_Your objective_. Swap "Reconciliation Rule" for "Matching Rule" throughout the lines below, keeping everything else unchanged, and omit the pictures from your answer.

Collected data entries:
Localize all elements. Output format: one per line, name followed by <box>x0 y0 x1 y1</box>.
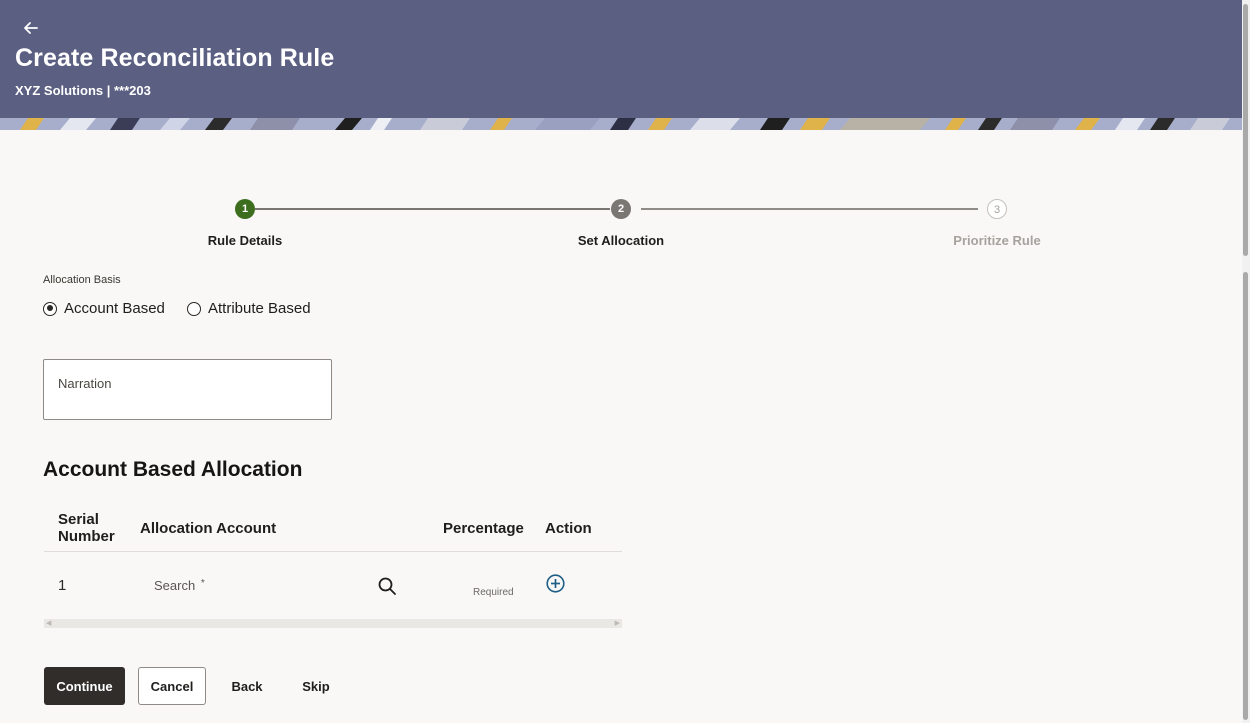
back-arrow-icon[interactable] <box>20 16 44 40</box>
step-2-label: Set Allocation <box>577 233 665 248</box>
row-serial-number: 1 <box>58 577 67 594</box>
column-header-serial-line1: Serial <box>58 511 99 528</box>
stepper-connector-1 <box>255 208 610 210</box>
table-header-divider <box>44 551 622 552</box>
column-header-account: Allocation Account <box>140 520 277 537</box>
step-3-indicator: 3 <box>987 199 1007 219</box>
search-icon[interactable] <box>377 576 397 596</box>
step-1-indicator: 1 <box>235 199 255 219</box>
scroll-left-arrow-icon[interactable]: ◀ <box>46 619 51 628</box>
account-search-input[interactable]: Search * <box>154 578 205 593</box>
radio-attribute-based-label: Attribute Based <box>208 300 311 317</box>
table-horizontal-scrollbar[interactable]: ◀ ▶ <box>44 619 622 628</box>
required-asterisk: * <box>200 578 205 589</box>
back-button[interactable]: Back <box>225 667 269 705</box>
column-header-action: Action <box>545 520 592 537</box>
scroll-right-arrow-icon[interactable]: ▶ <box>615 619 620 628</box>
scrollbar-thumb-lower[interactable] <box>1243 272 1248 720</box>
stepper-connector-2 <box>641 208 978 210</box>
vertical-scrollbar[interactable] <box>1242 0 1250 723</box>
percentage-required-hint[interactable]: Required <box>473 587 514 598</box>
column-header-serial: Serial Number <box>58 511 115 545</box>
radio-button-checked[interactable] <box>43 301 57 316</box>
page-header: Create Reconciliation Rule XYZ Solutions… <box>0 0 1242 130</box>
scrollbar-thumb-upper[interactable] <box>1243 4 1248 256</box>
add-circle-icon[interactable] <box>546 574 565 593</box>
step-1-label: Rule Details <box>207 233 283 248</box>
narration-field[interactable]: Narration <box>43 359 332 420</box>
narration-label: Narration <box>58 376 112 391</box>
column-header-serial-line2: Number <box>58 528 115 545</box>
radio-button-unchecked[interactable] <box>187 301 201 316</box>
step-2-indicator: 2 <box>611 199 631 219</box>
skip-button[interactable]: Skip <box>294 667 338 705</box>
header-decorative-pattern <box>0 118 1242 130</box>
cancel-button[interactable]: Cancel <box>138 667 206 705</box>
radio-attribute-based[interactable]: Attribute Based <box>187 300 311 317</box>
radio-account-based[interactable]: Account Based <box>43 300 165 317</box>
continue-button[interactable]: Continue <box>44 667 125 705</box>
radio-account-based-label: Account Based <box>64 300 165 317</box>
section-title: Account Based Allocation <box>43 458 303 481</box>
column-header-percentage: Percentage <box>443 520 524 537</box>
page-subtitle: XYZ Solutions | ***203 <box>15 83 151 98</box>
step-3-label: Prioritize Rule <box>953 233 1041 248</box>
page-title: Create Reconciliation Rule <box>15 44 335 72</box>
account-search-placeholder: Search <box>154 578 196 593</box>
allocation-basis-label: Allocation Basis <box>43 274 121 286</box>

_Response for this exercise_.
Localize all elements. Output format: one per line, name followed by <box>x0 y0 x1 y1</box>.
back-arrow-icon[interactable] <box>20 16 44 40</box>
step-2-label: Set Allocation <box>577 233 665 248</box>
row-serial-number: 1 <box>58 577 67 594</box>
column-header-serial-line1: Serial <box>58 511 99 528</box>
stepper-connector-1 <box>255 208 610 210</box>
table-header-divider <box>44 551 622 552</box>
column-header-account: Allocation Account <box>140 520 277 537</box>
step-3-indicator: 3 <box>987 199 1007 219</box>
search-icon[interactable] <box>377 576 397 596</box>
step-1-indicator: 1 <box>235 199 255 219</box>
scroll-left-arrow-icon[interactable]: ◀ <box>46 619 51 628</box>
account-search-input[interactable]: Search * <box>154 578 205 593</box>
radio-attribute-based-label: Attribute Based <box>208 300 311 317</box>
table-horizontal-scrollbar[interactable]: ◀ ▶ <box>44 619 622 628</box>
required-asterisk: * <box>200 578 205 589</box>
back-button[interactable]: Back <box>225 667 269 705</box>
column-header-action: Action <box>545 520 592 537</box>
scroll-right-arrow-icon[interactable]: ▶ <box>615 619 620 628</box>
scrollbar-thumb-lower[interactable] <box>1243 272 1248 720</box>
stepper-connector-2 <box>641 208 978 210</box>
vertical-scrollbar[interactable] <box>1242 0 1250 723</box>
percentage-required-hint[interactable]: Required <box>473 587 514 598</box>
column-header-serial: Serial Number <box>58 511 115 545</box>
radio-button-checked[interactable] <box>43 301 57 316</box>
page-header: Create Matching Rule XYZ Solutions… <box>0 0 1242 130</box>
scrollbar-thumb-upper[interactable] <box>1243 4 1248 256</box>
add-circle-icon[interactable] <box>546 574 565 593</box>
step-1-label: Rule Details <box>207 233 283 248</box>
narration-field[interactable]: Narration <box>43 359 332 420</box>
narration-label: Narration <box>58 376 112 391</box>
column-header-serial-line2: Number <box>58 528 115 545</box>
radio-button-unchecked[interactable] <box>187 301 201 316</box>
step-2-indicator: 2 <box>611 199 631 219</box>
skip-button[interactable]: Skip <box>294 667 338 705</box>
header-decorative-pattern <box>0 118 1242 130</box>
cancel-button[interactable]: Cancel <box>138 667 206 705</box>
radio-attribute-based[interactable]: Attribute Based <box>187 300 311 317</box>
radio-account-based[interactable]: Account Based <box>43 300 165 317</box>
continue-button[interactable]: Continue <box>44 667 125 705</box>
radio-account-based-label: Account Based <box>64 300 165 317</box>
section-title: Account Based Allocation <box>43 458 303 481</box>
column-header-percentage: Percentage <box>443 520 524 537</box>
page-subtitle: XYZ Solutions | ***203 <box>15 83 151 98</box>
step-3-label: Prioritize Rule <box>953 233 1041 248</box>
page-title: Create Matching Rule <box>15 44 335 72</box>
account-search-placeholder: Search <box>154 578 196 593</box>
allocation-basis-label: Allocation Basis <box>43 274 121 286</box>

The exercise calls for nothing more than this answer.